> **Material**:

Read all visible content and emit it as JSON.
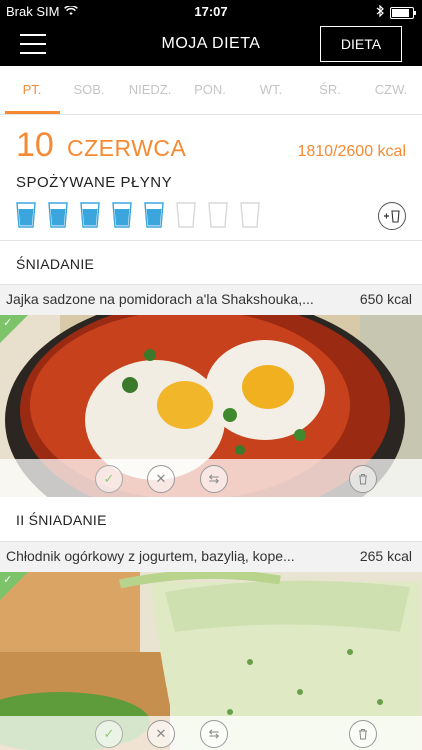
{
  "status": {
    "carrier": "Brak SIM",
    "time": "17:07"
  },
  "nav": {
    "title": "MOJA DIETA",
    "diet_button": "DIETA"
  },
  "tabs": [
    "PT.",
    "SOB.",
    "NIEDZ.",
    "PON.",
    "WT.",
    "ŚR.",
    "CZW."
  ],
  "date": {
    "day": "10",
    "month": "CZERWCA",
    "kcal": "1810/2600 kcal"
  },
  "fluids": {
    "title": "SPOŻYWANE PŁYNY",
    "filled": 5,
    "total": 8,
    "add_icon": "add-drink-icon",
    "fill_color": "#3aa6dd"
  },
  "meals": [
    {
      "title": "ŚNIADANIE",
      "dish": "Jajka sadzone na pomidorach a'la Shakshouka,...",
      "kcal": "650 kcal",
      "eaten": true
    },
    {
      "title": "II ŚNIADANIE",
      "dish": "Chłodnik ogórkowy z jogurtem, bazylią, kope...",
      "kcal": "265 kcal",
      "eaten": true
    }
  ],
  "colors": {
    "accent": "#f58a32",
    "check": "#7cc36a"
  }
}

> **Your task**: Leaving aside the images, write out the entries above word for word.

> **Full solution**:
Read all visible content and emit it as JSON.
{
  "status": {
    "carrier": "Brak SIM",
    "time": "17:07"
  },
  "nav": {
    "title": "MOJA DIETA",
    "diet_button": "DIETA"
  },
  "tabs": [
    "PT.",
    "SOB.",
    "NIEDZ.",
    "PON.",
    "WT.",
    "ŚR.",
    "CZW."
  ],
  "date": {
    "day": "10",
    "month": "CZERWCA",
    "kcal": "1810/2600 kcal"
  },
  "fluids": {
    "title": "SPOŻYWANE PŁYNY",
    "filled": 5,
    "total": 8,
    "add_icon": "add-drink-icon",
    "fill_color": "#3aa6dd"
  },
  "meals": [
    {
      "title": "ŚNIADANIE",
      "dish": "Jajka sadzone na pomidorach a'la Shakshouka,...",
      "kcal": "650 kcal",
      "eaten": true
    },
    {
      "title": "II ŚNIADANIE",
      "dish": "Chłodnik ogórkowy z jogurtem, bazylią, kope...",
      "kcal": "265 kcal",
      "eaten": true
    }
  ],
  "colors": {
    "accent": "#f58a32",
    "check": "#7cc36a"
  }
}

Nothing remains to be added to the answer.